## Short problem:
Please rewrite the entries from the line that contains "Patent image size: (1097, 742)." through the line that contains "The first portion", renaming "front view" to "frontal view" and leaving everything else unchanged.

## Data provided:
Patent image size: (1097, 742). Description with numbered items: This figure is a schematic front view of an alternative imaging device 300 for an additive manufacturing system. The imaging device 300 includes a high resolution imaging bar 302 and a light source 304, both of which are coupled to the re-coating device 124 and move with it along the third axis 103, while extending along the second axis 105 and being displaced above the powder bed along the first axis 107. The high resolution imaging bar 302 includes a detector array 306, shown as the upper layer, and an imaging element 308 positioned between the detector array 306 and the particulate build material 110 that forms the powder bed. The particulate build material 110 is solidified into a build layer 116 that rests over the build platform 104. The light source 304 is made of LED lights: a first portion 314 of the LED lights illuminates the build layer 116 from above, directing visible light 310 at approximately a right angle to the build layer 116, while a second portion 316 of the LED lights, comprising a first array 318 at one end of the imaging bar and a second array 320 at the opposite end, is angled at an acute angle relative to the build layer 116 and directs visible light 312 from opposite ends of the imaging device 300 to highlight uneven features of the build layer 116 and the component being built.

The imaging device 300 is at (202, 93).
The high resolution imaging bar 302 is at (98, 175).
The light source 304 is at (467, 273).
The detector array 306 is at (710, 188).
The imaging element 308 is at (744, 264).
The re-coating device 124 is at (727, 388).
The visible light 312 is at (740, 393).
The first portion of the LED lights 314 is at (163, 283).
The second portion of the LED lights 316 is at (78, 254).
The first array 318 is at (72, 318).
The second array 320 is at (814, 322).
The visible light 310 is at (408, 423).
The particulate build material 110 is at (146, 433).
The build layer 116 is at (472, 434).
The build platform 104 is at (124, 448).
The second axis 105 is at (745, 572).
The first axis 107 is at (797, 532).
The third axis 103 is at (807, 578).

--

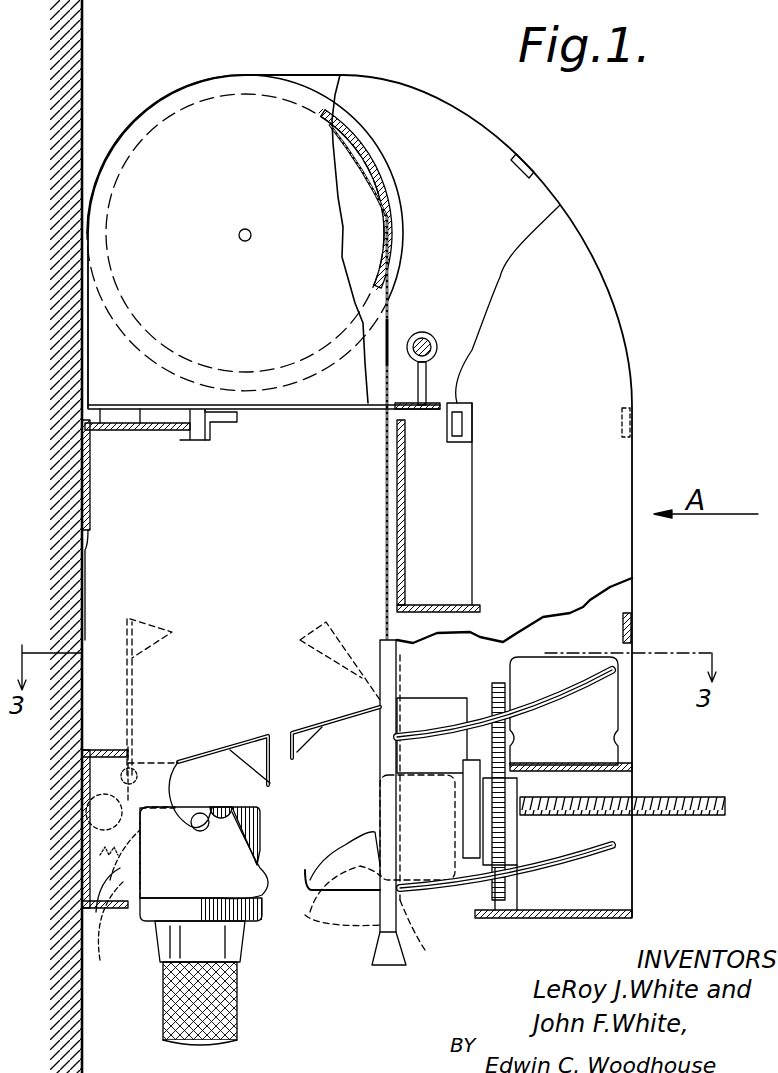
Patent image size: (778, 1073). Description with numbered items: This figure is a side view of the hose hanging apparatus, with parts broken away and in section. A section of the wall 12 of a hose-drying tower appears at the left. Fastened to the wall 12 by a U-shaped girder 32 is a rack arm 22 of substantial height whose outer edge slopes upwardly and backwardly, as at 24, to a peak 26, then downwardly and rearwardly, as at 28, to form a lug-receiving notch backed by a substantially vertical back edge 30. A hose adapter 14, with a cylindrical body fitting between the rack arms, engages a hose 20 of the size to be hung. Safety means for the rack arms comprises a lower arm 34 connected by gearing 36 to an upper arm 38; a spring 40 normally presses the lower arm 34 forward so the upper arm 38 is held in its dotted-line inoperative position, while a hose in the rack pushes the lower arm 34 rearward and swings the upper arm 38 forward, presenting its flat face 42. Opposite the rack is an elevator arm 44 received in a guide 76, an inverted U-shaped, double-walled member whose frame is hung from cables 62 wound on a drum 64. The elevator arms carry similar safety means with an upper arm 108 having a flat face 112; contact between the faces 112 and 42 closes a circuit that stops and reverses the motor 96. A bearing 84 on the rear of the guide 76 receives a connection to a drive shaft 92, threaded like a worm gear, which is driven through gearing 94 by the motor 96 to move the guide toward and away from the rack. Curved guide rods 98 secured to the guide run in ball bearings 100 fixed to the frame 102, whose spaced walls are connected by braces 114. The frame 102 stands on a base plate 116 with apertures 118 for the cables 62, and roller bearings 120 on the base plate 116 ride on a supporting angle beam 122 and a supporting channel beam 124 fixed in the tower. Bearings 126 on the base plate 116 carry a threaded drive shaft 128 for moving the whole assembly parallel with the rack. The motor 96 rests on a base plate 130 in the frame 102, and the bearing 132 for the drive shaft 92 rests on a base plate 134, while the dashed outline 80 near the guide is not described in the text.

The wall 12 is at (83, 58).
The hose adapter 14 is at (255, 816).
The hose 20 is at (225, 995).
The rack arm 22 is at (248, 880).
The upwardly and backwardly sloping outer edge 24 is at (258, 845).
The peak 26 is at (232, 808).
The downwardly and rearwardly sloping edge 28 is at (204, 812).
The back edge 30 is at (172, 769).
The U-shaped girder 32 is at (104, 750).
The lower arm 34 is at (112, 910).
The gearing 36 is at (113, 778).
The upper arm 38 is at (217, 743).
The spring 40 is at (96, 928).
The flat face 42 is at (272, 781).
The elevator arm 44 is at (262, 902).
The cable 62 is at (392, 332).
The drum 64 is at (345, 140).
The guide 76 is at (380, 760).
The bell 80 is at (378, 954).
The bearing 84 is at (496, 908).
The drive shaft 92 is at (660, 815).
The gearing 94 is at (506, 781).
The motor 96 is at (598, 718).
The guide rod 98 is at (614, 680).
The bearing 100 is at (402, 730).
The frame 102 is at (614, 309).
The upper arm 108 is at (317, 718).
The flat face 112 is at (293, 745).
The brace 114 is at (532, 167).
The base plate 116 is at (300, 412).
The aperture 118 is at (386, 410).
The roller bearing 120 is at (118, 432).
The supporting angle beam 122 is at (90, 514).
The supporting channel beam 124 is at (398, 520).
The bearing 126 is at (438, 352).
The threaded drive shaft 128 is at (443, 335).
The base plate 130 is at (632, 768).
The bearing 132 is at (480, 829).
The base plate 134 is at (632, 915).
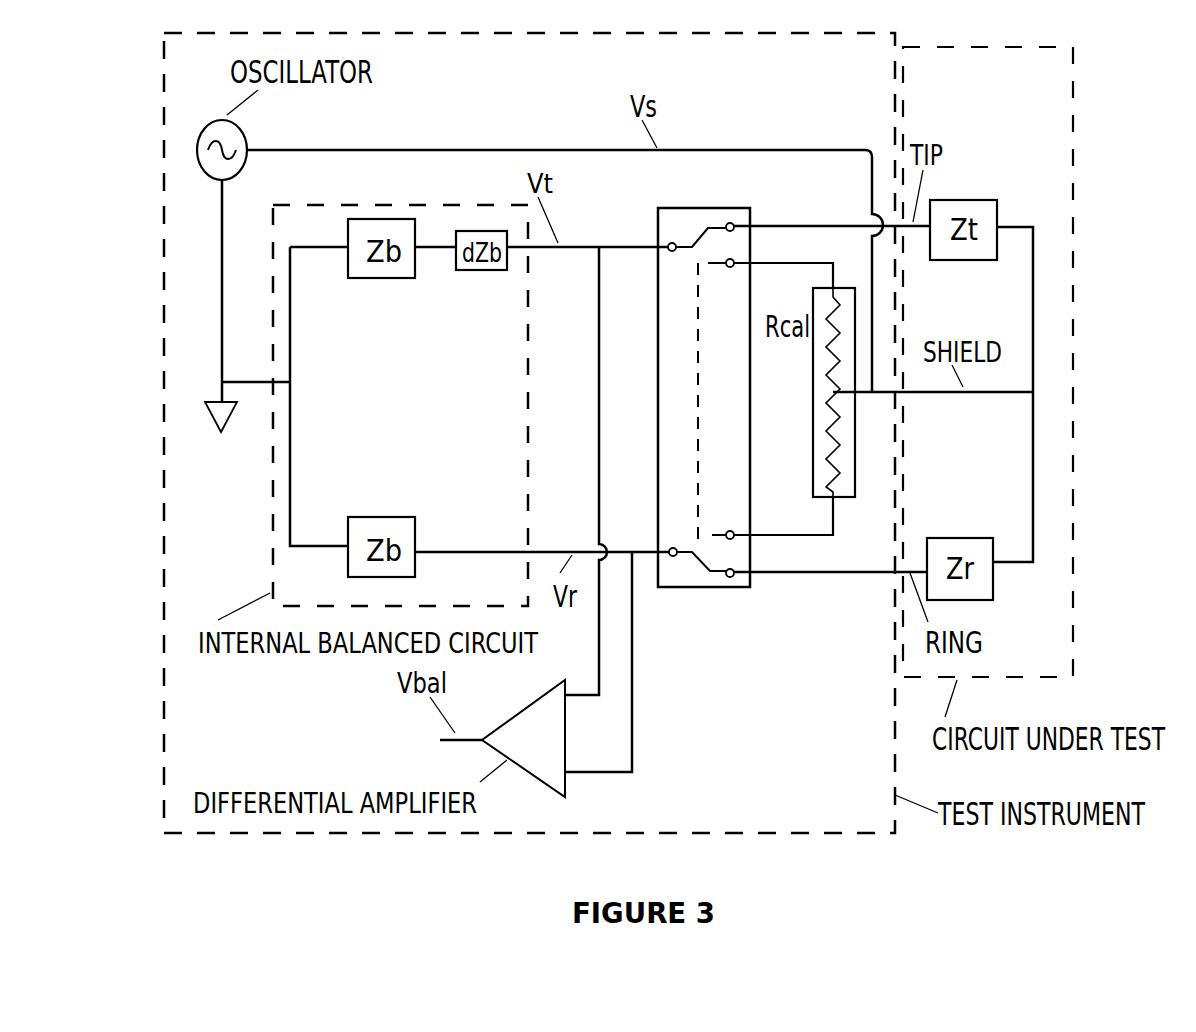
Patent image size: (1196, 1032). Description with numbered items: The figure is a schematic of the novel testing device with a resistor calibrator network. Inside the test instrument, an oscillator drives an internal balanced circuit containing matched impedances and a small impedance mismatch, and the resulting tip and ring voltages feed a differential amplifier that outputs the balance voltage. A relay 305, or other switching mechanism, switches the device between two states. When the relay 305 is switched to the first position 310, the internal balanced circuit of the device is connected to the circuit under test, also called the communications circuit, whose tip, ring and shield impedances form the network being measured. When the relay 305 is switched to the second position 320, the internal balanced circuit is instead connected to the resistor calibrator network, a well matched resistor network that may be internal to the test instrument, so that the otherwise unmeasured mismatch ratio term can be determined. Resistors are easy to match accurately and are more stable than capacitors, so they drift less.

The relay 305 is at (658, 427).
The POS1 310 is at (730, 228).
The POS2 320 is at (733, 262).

---

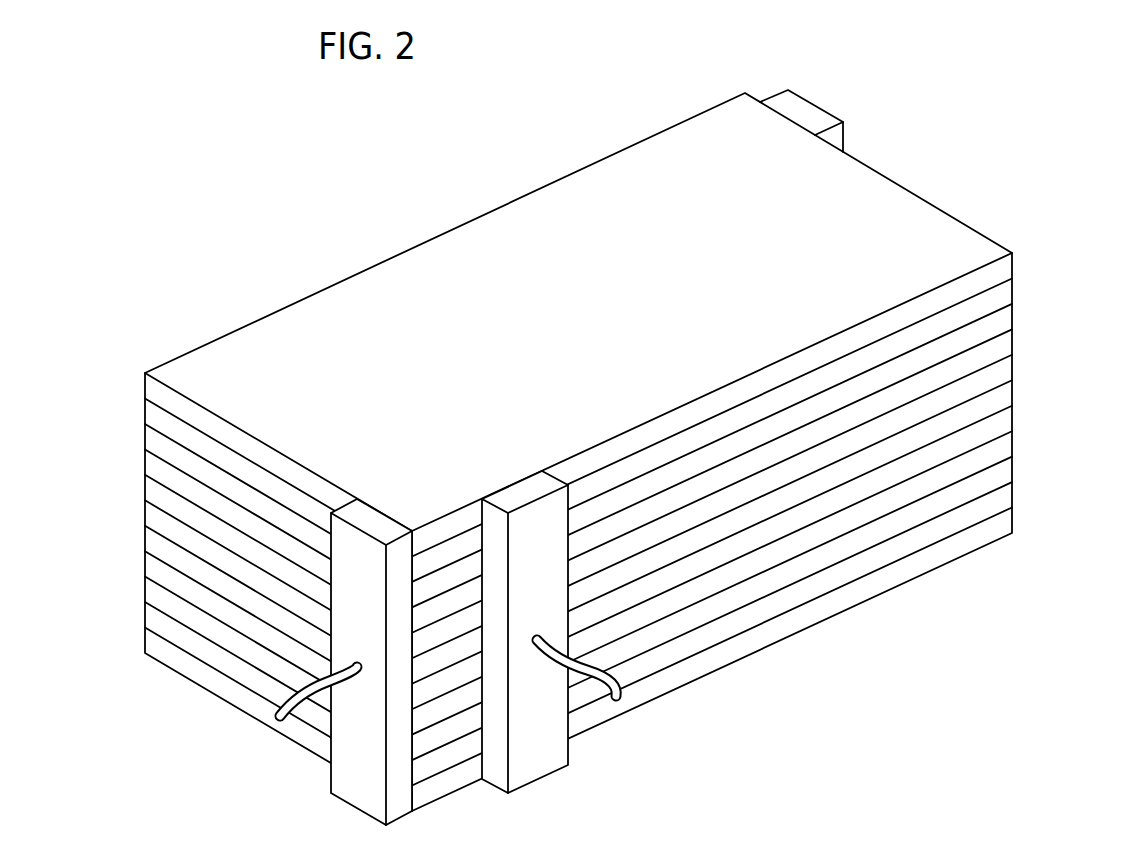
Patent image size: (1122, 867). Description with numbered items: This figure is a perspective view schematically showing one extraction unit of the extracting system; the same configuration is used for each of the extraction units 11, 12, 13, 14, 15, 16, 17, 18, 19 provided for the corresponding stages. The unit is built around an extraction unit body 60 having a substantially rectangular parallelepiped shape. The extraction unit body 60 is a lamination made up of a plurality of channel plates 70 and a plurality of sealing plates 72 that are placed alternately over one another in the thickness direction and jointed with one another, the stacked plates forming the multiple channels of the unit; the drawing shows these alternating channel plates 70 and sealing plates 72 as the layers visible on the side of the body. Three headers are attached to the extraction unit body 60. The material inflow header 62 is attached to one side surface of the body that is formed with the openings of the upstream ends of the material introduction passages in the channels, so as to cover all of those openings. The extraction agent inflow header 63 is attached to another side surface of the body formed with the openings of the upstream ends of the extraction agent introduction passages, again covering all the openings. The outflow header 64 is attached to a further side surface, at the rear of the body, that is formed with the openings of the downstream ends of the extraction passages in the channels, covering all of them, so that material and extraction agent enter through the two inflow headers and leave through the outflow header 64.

## Result of this exercise:
Patent image size: (1097, 742). Description with numbered items: This figure is a schematic frontal view of an alternative imaging device 300 for an additive manufacturing system. The imaging device 300 includes a high resolution imaging bar 302 and a light source 304, both of which are coupled to the re-coating device 124 and move with it along the third axis 103, while extending along the second axis 105 and being displaced above the powder bed along the first axis 107. The high resolution imaging bar 302 includes a detector array 306, shown as the upper layer, and an imaging element 308 positioned between the detector array 306 and the particulate build material 110 that forms the powder bed. The particulate build material 110 is solidified into a build layer 116 that rests over the build platform 104. The light source 304 is made of LED lights: a first portion 314 of the LED lights illuminates the build layer 116 from above, directing visible light 310 at approximately a right angle to the build layer 116, while a second portion 316 of the LED lights, comprising a first array 318 at one end of the imaging bar and a second array 320 at the opposite end, is angled at an acute angle relative to the build layer 116 and directs visible light 312 from opposite ends of the imaging device 300 to highlight uneven features of the build layer 116 and the component being built.

The imaging device 300 is at (202, 93).
The high resolution imaging bar 302 is at (98, 175).
The light source 304 is at (467, 273).
The detector array 306 is at (710, 188).
The imaging element 308 is at (744, 264).
The re-coating device 124 is at (727, 388).
The visible light 312 is at (740, 393).
The first portion of the LED lights 314 is at (163, 283).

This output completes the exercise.